**Request**: Which lines below hold the word "text"? Report each one.

[Data entries]

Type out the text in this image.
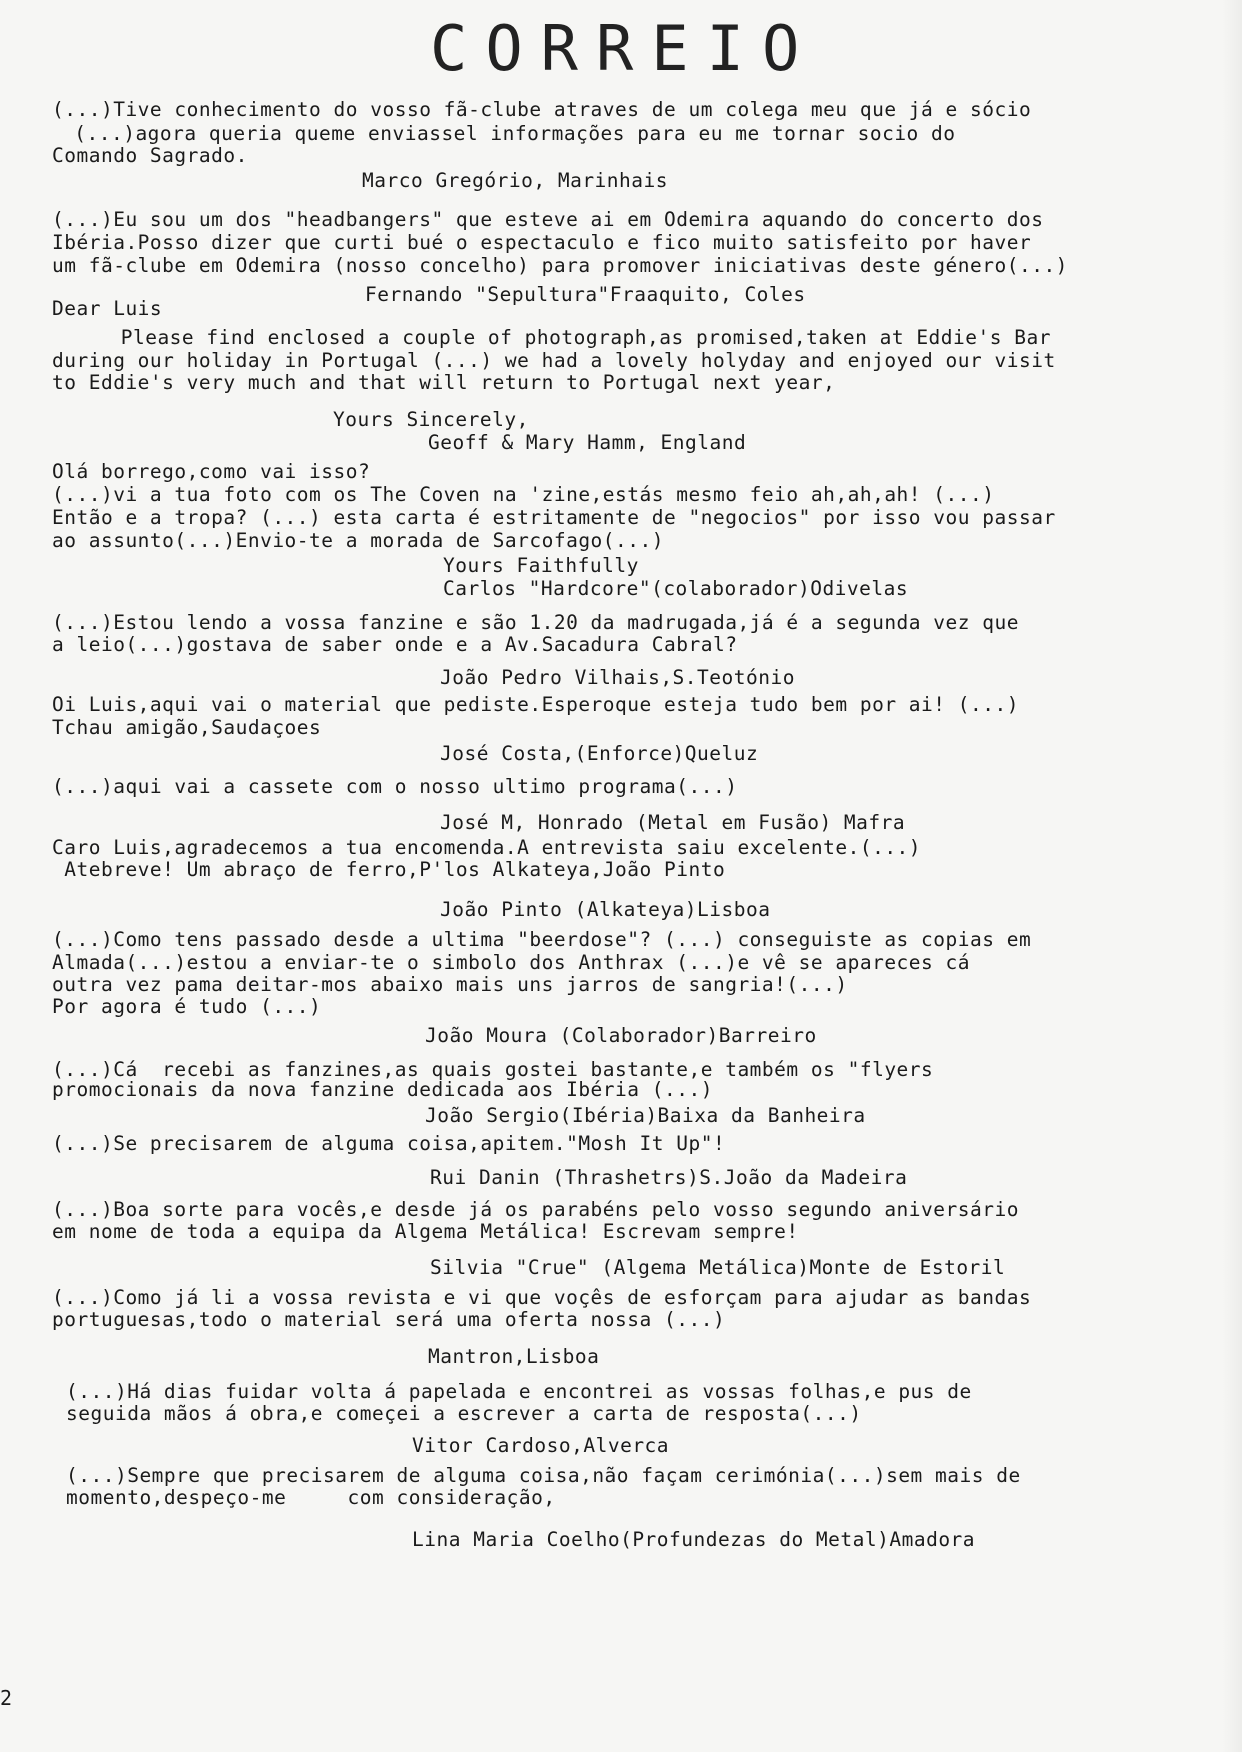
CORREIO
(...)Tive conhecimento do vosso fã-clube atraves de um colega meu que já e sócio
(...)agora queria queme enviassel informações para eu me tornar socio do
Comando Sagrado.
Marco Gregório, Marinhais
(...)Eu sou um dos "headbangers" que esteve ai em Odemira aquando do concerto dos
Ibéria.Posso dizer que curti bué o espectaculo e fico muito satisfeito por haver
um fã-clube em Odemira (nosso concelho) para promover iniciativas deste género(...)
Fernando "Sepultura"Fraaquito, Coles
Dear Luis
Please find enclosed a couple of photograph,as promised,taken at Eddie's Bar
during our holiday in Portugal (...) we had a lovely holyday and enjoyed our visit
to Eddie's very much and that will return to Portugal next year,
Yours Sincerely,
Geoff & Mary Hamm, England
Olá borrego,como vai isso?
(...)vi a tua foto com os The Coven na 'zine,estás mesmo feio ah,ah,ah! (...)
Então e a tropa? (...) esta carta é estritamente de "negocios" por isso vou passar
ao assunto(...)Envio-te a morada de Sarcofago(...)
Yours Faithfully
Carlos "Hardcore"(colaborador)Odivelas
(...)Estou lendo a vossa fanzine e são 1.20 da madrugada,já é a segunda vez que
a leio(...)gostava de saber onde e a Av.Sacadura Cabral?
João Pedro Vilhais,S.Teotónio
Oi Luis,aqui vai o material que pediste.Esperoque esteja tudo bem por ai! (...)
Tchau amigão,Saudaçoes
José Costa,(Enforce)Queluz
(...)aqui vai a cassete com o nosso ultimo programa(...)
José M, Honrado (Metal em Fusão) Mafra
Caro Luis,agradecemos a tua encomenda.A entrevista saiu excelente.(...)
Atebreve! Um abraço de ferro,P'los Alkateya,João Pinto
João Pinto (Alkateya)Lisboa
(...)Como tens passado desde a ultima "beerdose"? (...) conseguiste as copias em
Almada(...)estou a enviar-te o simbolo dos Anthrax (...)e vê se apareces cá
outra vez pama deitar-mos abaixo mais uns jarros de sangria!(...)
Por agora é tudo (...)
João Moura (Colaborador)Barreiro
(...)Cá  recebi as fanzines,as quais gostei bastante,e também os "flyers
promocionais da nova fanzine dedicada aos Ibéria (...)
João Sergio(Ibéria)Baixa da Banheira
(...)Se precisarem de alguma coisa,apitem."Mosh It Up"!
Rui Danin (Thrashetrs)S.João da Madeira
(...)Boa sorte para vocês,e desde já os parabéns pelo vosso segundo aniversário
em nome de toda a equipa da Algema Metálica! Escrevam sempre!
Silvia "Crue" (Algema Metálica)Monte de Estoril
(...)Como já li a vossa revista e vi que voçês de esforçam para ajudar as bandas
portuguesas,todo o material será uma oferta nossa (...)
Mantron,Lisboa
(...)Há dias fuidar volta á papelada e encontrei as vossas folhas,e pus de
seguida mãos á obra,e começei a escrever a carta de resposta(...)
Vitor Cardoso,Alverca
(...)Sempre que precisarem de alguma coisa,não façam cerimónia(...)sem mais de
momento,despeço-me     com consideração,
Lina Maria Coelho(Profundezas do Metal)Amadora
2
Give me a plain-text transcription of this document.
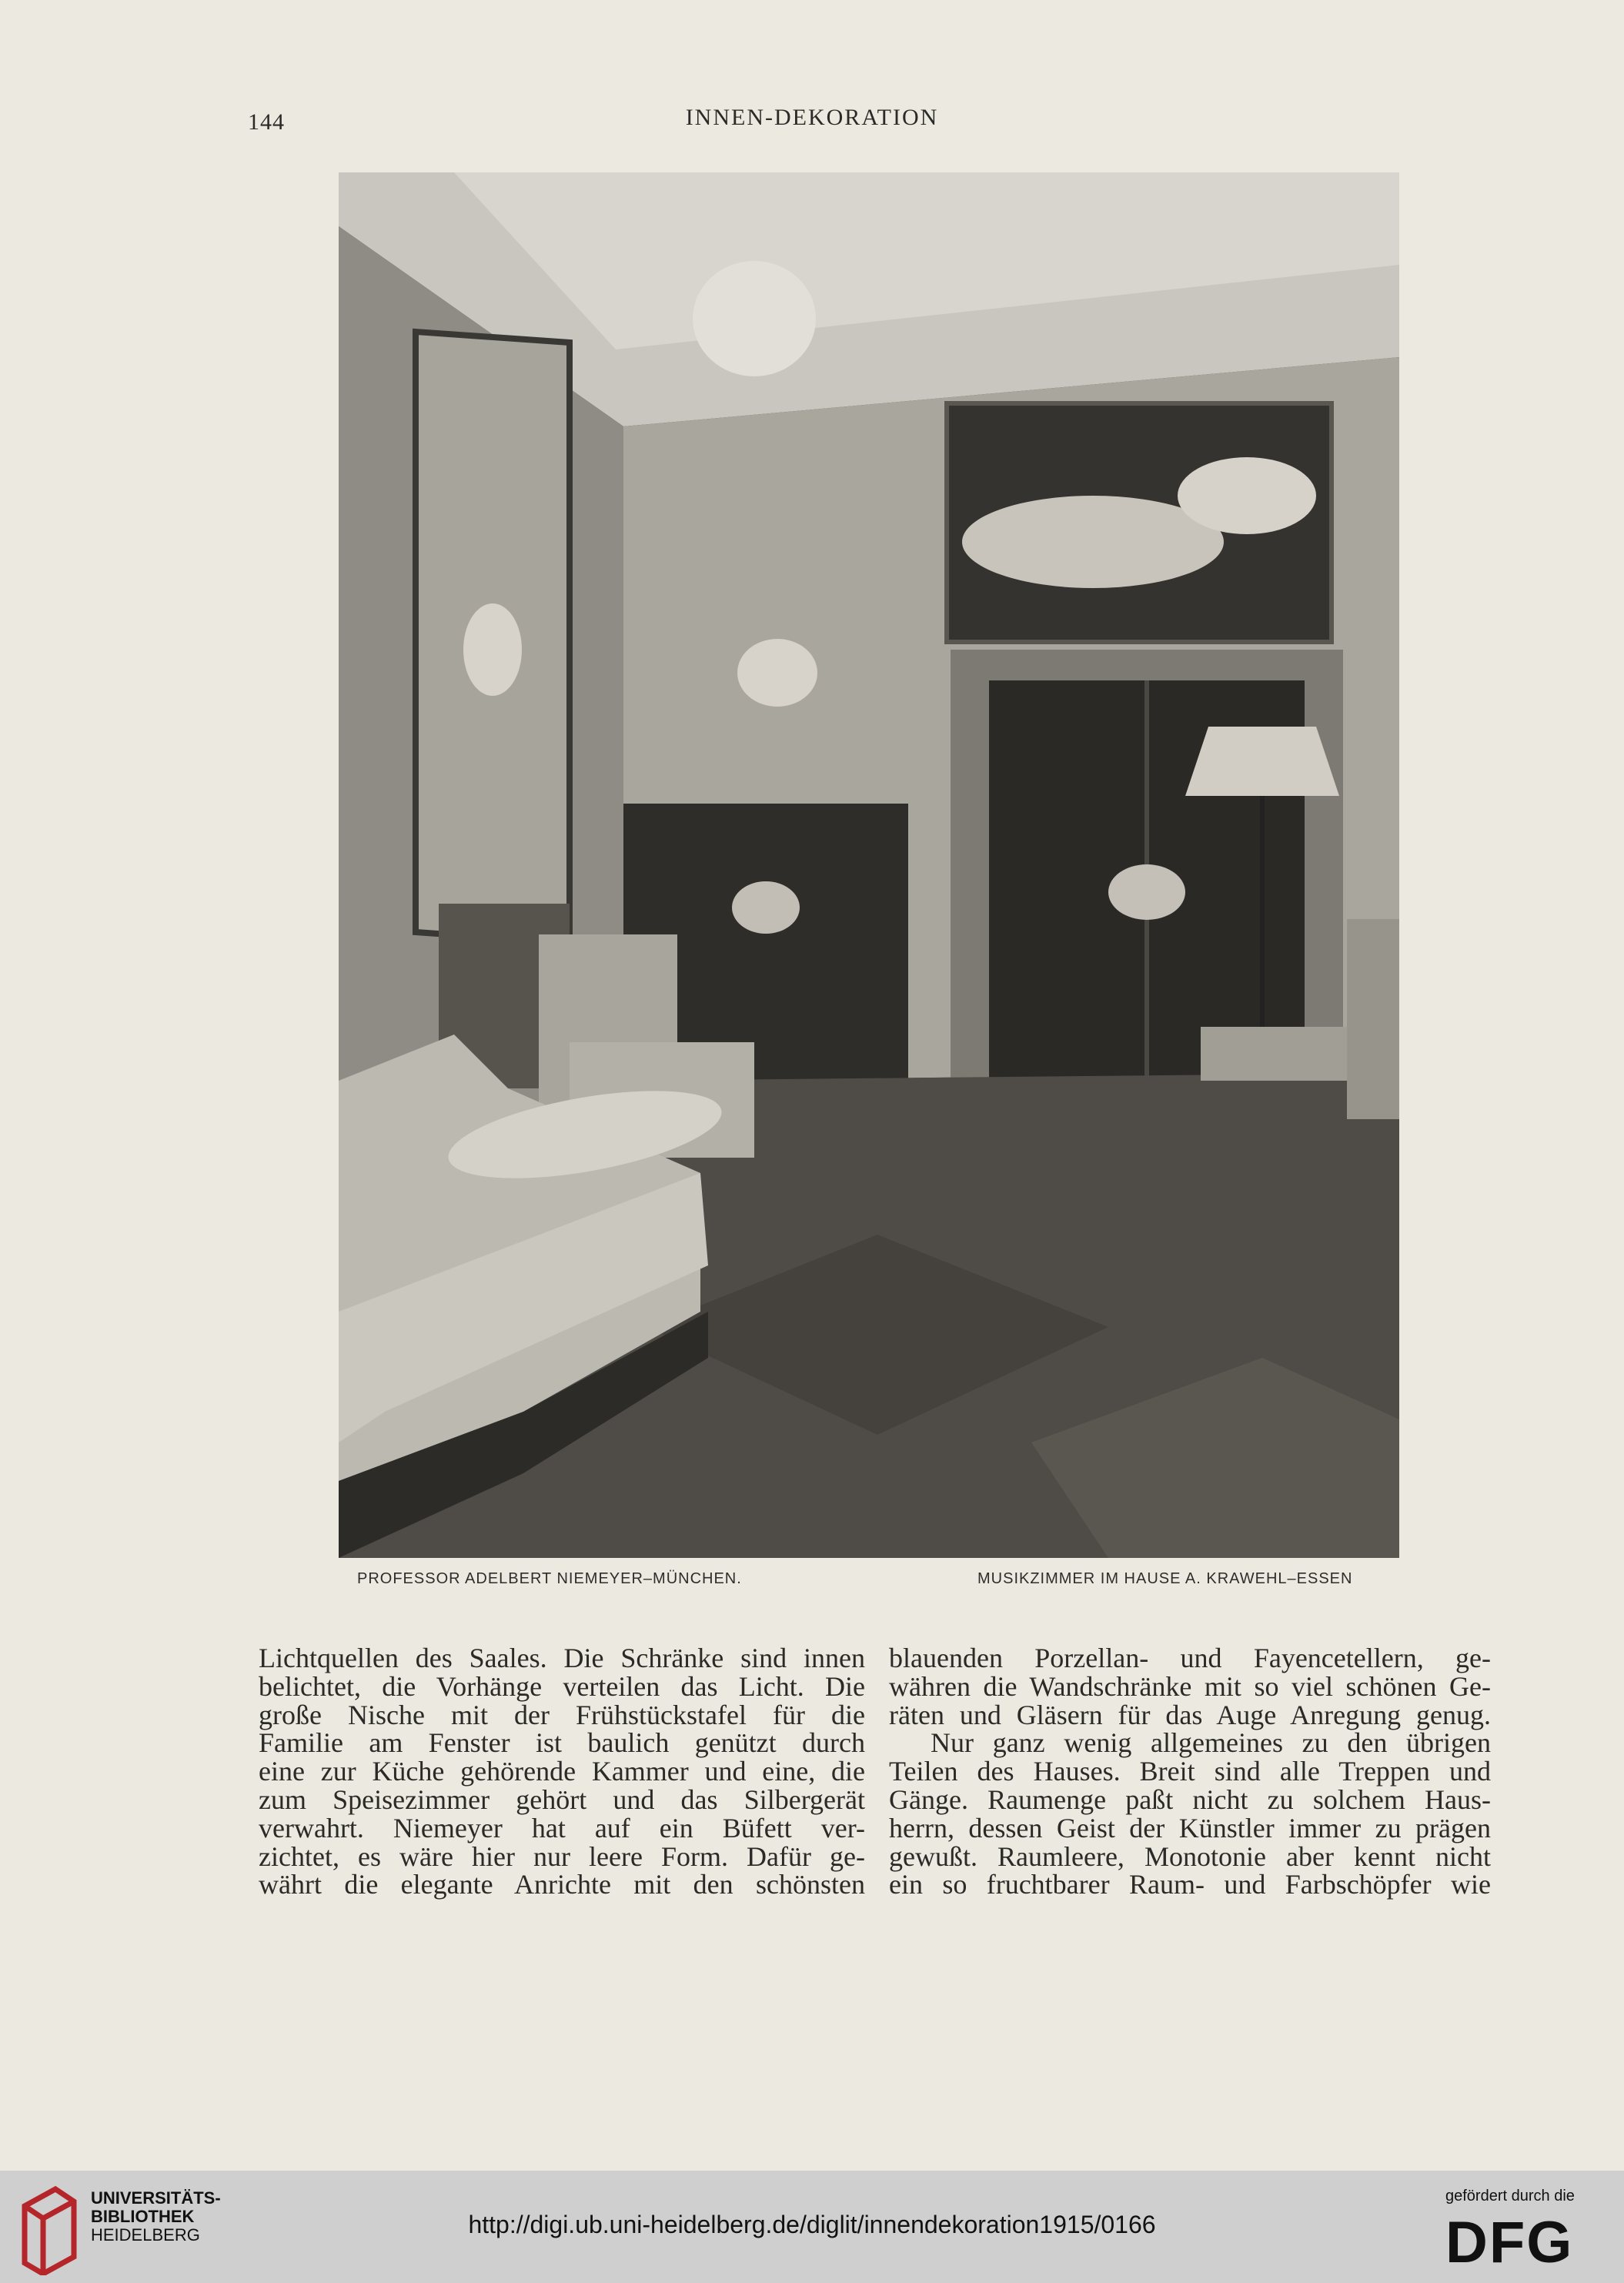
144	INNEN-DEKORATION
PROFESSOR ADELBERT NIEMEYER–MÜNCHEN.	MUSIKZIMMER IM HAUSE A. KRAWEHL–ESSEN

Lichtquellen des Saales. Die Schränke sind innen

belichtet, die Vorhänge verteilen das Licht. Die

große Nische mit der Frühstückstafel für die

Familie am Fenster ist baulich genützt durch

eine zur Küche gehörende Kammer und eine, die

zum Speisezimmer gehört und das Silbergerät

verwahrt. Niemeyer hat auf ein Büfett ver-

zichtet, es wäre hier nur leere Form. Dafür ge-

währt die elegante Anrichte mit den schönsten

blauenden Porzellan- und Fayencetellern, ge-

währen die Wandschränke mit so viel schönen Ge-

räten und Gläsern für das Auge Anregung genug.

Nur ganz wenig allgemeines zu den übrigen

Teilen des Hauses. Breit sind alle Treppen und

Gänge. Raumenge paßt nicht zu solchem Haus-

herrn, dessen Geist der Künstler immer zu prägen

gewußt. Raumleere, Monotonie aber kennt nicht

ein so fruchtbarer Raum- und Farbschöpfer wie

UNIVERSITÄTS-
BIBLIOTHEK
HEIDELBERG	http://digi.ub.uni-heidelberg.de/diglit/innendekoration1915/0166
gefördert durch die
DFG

**Task answer**:
Type out the text in this image.
Give me a plain-text transcription of this document.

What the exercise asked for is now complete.